++++ Data records ++++

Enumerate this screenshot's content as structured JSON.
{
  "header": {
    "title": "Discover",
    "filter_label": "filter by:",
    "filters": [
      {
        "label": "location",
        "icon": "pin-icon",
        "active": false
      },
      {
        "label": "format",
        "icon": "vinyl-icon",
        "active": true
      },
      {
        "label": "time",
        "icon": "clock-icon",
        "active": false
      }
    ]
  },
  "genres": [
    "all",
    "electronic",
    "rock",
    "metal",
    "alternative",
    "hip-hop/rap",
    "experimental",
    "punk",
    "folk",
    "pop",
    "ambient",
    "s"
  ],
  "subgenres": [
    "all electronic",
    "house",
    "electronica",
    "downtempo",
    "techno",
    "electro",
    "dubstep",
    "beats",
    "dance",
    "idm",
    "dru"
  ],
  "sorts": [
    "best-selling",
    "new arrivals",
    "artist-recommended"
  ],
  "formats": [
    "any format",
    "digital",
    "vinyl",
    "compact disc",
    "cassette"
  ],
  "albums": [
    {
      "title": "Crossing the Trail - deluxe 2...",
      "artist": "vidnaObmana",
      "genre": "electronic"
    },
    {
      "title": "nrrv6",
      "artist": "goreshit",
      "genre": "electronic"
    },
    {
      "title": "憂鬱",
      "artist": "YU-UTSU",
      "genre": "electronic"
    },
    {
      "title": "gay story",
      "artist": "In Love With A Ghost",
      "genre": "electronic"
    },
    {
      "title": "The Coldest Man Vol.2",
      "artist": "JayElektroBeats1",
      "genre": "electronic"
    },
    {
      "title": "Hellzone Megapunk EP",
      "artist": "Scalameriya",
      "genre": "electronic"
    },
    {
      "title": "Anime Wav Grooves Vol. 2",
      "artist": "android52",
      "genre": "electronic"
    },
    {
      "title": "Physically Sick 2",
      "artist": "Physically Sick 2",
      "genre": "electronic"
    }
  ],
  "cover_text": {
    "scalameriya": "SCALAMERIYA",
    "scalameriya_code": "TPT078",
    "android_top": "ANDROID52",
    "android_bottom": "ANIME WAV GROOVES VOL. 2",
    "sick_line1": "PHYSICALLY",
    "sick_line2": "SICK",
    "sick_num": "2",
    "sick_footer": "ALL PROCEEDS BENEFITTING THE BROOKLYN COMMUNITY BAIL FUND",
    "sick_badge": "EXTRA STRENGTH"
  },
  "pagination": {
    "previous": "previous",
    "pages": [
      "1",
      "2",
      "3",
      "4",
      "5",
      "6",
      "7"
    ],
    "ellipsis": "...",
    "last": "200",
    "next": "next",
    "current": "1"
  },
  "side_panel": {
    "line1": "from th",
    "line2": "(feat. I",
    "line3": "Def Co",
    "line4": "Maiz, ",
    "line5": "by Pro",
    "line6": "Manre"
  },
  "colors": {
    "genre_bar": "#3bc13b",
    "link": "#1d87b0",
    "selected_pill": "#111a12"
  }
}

++++

Work to be completed -> Write each line above out exactly.

Correct answer ->
Enumerate this screenshot's content as structured JSON.
{
  "header": {
    "title": "Discover",
    "filter_label": "filter by:",
    "filters": [
      {
        "label": "location",
        "icon": "pin-icon",
        "active": false
      },
      {
        "label": "format",
        "icon": "vinyl-icon",
        "active": true
      },
      {
        "label": "time",
        "icon": "clock-icon",
        "active": false
      }
    ]
  },
  "genres": [
    "all",
    "electronic",
    "rock",
    "metal",
    "alternative",
    "hip-hop/rap",
    "experimental",
    "punk",
    "folk",
    "pop",
    "ambient",
    "s"
  ],
  "subgenres": [
    "all electronic",
    "house",
    "electronica",
    "downtempo",
    "techno",
    "electro",
    "dubstep",
    "beats",
    "dance",
    "idm",
    "dru"
  ],
  "sorts": [
    "best-selling",
    "new arrivals",
    "artist-recommended"
  ],
  "formats": [
    "any format",
    "digital",
    "vinyl",
    "compact disc",
    "cassette"
  ],
  "albums": [
    {
      "title": "Crossing the Trail - deluxe 2...",
      "artist": "vidnaObmana",
      "genre": "electronic"
    },
    {
      "title": "nrrv6",
      "artist": "goreshit",
      "genre": "electronic"
    },
    {
      "title": "憂鬱",
      "artist": "YU-UTSU",
      "genre": "electronic"
    },
    {
      "title": "gay story",
      "artist": "In Love With A Ghost",
      "genre": "electronic"
    },
    {
      "title": "The Coldest Man Vol.2",
      "artist": "JayElektroBeats1",
      "genre": "electronic"
    },
    {
      "title": "Hellzone Megapunk EP",
      "artist": "Scalameriya",
      "genre": "electronic"
    },
    {
      "title": "Anime Wav Grooves Vol. 2",
      "artist": "android52",
      "genre": "electronic"
    },
    {
      "title": "Physically Sick 2",
      "artist": "Physically Sick 2",
      "genre": "electronic"
    }
  ],
  "cover_text": {
    "scalameriya": "SCALAMERIYA",
    "scalameriya_code": "TPT078",
    "android_top": "ANDROID52",
    "android_bottom": "ANIME WAV GROOVES VOL. 2",
    "sick_line1": "PHYSICALLY",
    "sick_line2": "SICK",
    "sick_num": "2",
    "sick_footer": "ALL PROCEEDS BENEFITTING THE BROOKLYN COMMUNITY BAIL FUND",
    "sick_badge": "EXTRA STRENGTH"
  },
  "pagination": {
    "previous": "previous",
    "pages": [
      "1",
      "2",
      "3",
      "4",
      "5",
      "6",
      "7"
    ],
    "ellipsis": "...",
    "last": "200",
    "next": "next",
    "current": "1"
  },
  "side_panel": {
    "line1": "from th",
    "line2": "(feat. I",
    "line3": "Def Co",
    "line4": "Maiz, ",
    "line5": "by Pro",
    "line6": "Manre"
  },
  "colors": {
    "genre_bar": "#3bc13b",
    "link": "#1d87b0",
    "selected_pill": "#111a12"
  }
}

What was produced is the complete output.